• **Records excerpted from a collection**
• • • • • • •
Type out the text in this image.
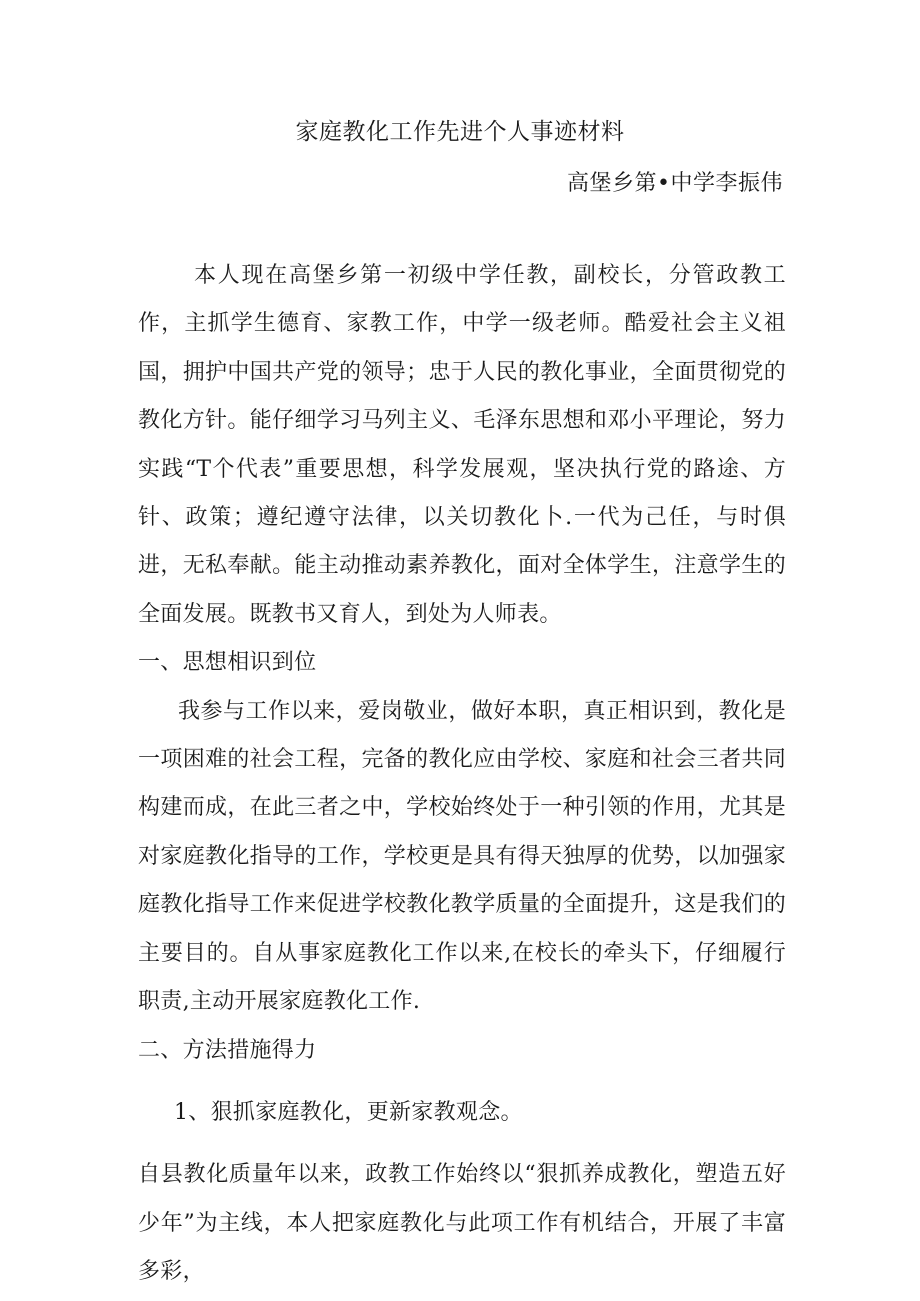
家庭教化工作先进个人事迹材料

高堡乡第•中学李振伟

本人现在高堡乡第一初级中学任教，副校长，分管政教工作，主抓学生德育、家教工作，中学一级老师。酷爱社会主义祖国，拥护中国共产党的领导；忠于人民的教化事业，全面贯彻党的教化方针。能仔细学习马列主义、毛泽东思想和邓小平理论，努力实践“T个代表”重要思想，科学发展观，坚决执行党的路途、方针、政策；遵纪遵守法律，以关切教化卜.一代为己任，与时俱进，无私奉献。能主动推动素养教化，面对全体学生，注意学生的全面发展。既教书又育人，到处为人师表。

一、思想相识到位

我参与工作以来，爱岗敬业，做好本职，真正相识到，教化是一项困难的社会工程，完备的教化应由学校、家庭和社会三者共同构建而成，在此三者之中，学校始终处于一种引领的作用，尤其是对家庭教化指导的工作，学校更是具有得天独厚的优势，以加强家庭教化指导工作来促进学校教化教学质量的全面提升，这是我们的主要目的。自从事家庭教化工作以来,在校长的牵头下，仔细履行职责,主动开展家庭教化工作.

二、方法措施得力

1、狠抓家庭教化，更新家教观念。

自县教化质量年以来，政教工作始终以“狠抓养成教化，塑造五好少年”为主线，本人把家庭教化与此项工作有机结合，开展了丰富多彩，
• • • • • • •
• **REQUIREMENTS**
Restate the records above in full, word for word. Keep pictures out.

• **SOLUTION TO THIS TASK**
Type out the text in this image.
家庭教化工作先进个人事迹材料

高堡乡第•中学李振伟

本人现在高堡乡第一初级中学任教，副校长，分管政教工作，主抓学生德育、家教工作，中学一级老师。酷爱社会主义祖国，拥护中国共产党的领导；忠于人民的教化事业，全面贯彻党的教化方针。能仔细学习马列主义、毛泽东思想和邓小平理论，努力实践“T个代表”重要思想，科学发展观，坚决执行党的路途、方针、政策；遵纪遵守法律，以关切教化卜.一代为己任，与时俱进，无私奉献。能主动推动素养教化，面对全体学生，注意学生的全面发展。既教书又育人，到处为人师表。

一、思想相识到位

我参与工作以来，爱岗敬业，做好本职，真正相识到，教化是一项困难的社会工程，完备的教化应由学校、家庭和社会三者共同构建而成，在此三者之中，学校始终处于一种引领的作用，尤其是对家庭教化指导的工作，学校更是具有得天独厚的优势，以加强家庭教化指导工作来促进学校教化教学质量的全面提升，这是我们的主要目的。自从事家庭教化工作以来,在校长的牵头下，仔细履行职责,主动开展家庭教化工作.

二、方法措施得力

1、狠抓家庭教化，更新家教观念。

自县教化质量年以来，政教工作始终以“狠抓养成教化，塑造五好少年”为主线，本人把家庭教化与此项工作有机结合，开展了丰富多彩，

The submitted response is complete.